● THE PROBLEM
Reproduce the complete listing without any deviation.
## START DATASET RECORDS
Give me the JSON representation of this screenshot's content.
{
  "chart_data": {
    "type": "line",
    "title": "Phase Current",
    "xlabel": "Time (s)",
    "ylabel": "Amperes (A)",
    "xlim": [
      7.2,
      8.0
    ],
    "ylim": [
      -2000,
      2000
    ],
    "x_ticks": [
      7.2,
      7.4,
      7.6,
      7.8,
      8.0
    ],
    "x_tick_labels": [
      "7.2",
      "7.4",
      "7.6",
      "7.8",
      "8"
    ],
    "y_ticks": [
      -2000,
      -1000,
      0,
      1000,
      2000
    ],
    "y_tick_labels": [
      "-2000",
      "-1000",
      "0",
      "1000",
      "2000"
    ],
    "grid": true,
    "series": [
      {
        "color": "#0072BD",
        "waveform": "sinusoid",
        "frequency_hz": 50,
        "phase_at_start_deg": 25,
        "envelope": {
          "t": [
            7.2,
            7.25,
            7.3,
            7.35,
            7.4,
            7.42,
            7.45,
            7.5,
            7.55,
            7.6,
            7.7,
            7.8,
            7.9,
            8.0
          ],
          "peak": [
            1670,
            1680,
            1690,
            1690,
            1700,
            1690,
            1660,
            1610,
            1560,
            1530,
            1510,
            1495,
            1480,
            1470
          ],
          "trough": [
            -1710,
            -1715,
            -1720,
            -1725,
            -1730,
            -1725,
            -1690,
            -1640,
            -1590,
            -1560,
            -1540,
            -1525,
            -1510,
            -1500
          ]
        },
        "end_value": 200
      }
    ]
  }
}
## END DATASET RECORDS
● SOLUTION FOR THIS TASK
Give me the JSON representation of this screenshot's content.
{
  "chart_data": {
    "type": "line",
    "title": "Phase Current",
    "xlabel": "Time (s)",
    "ylabel": "Amperes (A)",
    "xlim": [
      7.2,
      8.0
    ],
    "ylim": [
      -2000,
      2000
    ],
    "x_ticks": [
      7.2,
      7.4,
      7.6,
      7.8,
      8.0
    ],
    "x_tick_labels": [
      "7.2",
      "7.4",
      "7.6",
      "7.8",
      "8"
    ],
    "y_ticks": [
      -2000,
      -1000,
      0,
      1000,
      2000
    ],
    "y_tick_labels": [
      "-2000",
      "-1000",
      "0",
      "1000",
      "2000"
    ],
    "grid": true,
    "series": [
      {
        "color": "#0072BD",
        "waveform": "sinusoid",
        "frequency_hz": 50,
        "phase_at_start_deg": 25,
        "envelope": {
          "t": [
            7.2,
            7.25,
            7.3,
            7.35,
            7.4,
            7.42,
            7.45,
            7.5,
            7.55,
            7.6,
            7.7,
            7.8,
            7.9,
            8.0
          ],
          "peak": [
            1670,
            1680,
            1690,
            1690,
            1700,
            1690,
            1660,
            1610,
            1560,
            1530,
            1510,
            1495,
            1480,
            1470
          ],
          "trough": [
            -1710,
            -1715,
            -1720,
            -1725,
            -1730,
            -1725,
            -1690,
            -1640,
            -1590,
            -1560,
            -1540,
            -1525,
            -1510,
            -1500
          ]
        },
        "end_value": 200
      }
    ]
  }
}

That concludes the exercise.